**OBJECTIVE:** Extract each line from the entries below that has the string "MESSAGES" in it.

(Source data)
+ + + +

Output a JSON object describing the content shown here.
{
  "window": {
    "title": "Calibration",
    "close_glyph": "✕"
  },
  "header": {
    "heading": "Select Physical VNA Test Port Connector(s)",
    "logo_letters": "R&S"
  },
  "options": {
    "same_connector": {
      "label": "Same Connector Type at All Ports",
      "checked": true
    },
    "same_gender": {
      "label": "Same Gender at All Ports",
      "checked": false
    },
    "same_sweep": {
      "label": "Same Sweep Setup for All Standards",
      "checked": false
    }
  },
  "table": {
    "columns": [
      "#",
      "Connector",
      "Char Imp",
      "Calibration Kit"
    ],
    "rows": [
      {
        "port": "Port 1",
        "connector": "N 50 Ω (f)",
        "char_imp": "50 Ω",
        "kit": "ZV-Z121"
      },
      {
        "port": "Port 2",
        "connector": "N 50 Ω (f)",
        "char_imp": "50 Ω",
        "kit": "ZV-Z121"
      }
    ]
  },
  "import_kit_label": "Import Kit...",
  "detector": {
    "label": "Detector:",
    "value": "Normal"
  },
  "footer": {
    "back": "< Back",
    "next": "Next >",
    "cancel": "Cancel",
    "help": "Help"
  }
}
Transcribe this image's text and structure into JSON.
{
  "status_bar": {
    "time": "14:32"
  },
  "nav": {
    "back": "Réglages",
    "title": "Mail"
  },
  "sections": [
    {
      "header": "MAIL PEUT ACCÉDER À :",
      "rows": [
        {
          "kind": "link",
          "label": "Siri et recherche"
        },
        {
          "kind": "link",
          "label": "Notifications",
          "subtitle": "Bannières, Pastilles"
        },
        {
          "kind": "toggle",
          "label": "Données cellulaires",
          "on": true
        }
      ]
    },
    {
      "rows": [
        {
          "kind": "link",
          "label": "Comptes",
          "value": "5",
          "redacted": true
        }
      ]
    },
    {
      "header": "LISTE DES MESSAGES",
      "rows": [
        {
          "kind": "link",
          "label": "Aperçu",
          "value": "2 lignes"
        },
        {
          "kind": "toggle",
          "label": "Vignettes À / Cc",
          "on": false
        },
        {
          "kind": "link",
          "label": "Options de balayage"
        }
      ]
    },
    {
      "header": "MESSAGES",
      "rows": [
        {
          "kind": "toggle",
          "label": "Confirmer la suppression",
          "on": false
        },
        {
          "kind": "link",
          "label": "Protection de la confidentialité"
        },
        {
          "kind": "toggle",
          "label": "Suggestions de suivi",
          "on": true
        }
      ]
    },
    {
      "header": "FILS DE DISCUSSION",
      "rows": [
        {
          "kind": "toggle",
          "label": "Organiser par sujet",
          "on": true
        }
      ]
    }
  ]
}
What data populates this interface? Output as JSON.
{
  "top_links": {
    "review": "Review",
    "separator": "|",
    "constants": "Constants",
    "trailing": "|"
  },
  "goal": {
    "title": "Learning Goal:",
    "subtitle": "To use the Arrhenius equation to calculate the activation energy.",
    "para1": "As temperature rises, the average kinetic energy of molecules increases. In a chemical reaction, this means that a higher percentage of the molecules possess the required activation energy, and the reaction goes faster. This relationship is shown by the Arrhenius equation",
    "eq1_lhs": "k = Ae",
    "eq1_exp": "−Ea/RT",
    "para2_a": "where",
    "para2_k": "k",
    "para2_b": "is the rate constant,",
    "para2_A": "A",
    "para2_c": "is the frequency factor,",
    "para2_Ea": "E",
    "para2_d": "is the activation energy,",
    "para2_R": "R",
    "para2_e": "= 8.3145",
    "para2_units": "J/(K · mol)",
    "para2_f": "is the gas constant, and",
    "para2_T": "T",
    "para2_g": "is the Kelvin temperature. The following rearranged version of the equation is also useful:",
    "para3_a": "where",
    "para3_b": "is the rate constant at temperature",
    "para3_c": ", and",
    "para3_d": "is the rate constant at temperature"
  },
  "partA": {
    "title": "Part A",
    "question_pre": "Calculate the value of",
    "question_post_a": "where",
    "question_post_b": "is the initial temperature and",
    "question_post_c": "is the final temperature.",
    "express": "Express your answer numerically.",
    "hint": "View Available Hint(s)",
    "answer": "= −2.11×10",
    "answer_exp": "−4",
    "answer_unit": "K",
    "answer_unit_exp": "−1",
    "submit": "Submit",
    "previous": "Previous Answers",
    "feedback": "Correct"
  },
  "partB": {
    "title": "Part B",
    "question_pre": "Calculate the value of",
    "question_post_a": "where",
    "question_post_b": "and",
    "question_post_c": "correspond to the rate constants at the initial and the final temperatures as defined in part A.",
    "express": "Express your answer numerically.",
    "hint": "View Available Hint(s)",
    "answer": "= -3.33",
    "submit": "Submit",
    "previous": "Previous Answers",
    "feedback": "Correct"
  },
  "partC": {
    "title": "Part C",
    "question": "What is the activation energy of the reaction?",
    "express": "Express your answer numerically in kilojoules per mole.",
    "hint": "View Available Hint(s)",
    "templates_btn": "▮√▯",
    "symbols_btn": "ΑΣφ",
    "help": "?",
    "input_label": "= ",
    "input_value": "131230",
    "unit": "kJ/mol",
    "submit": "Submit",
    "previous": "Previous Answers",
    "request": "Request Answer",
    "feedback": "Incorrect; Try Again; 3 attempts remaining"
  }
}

+ + + +

**FULL ANSWER:**
      "header": "LISTE DES MESSAGES",
      "header": "MESSAGES",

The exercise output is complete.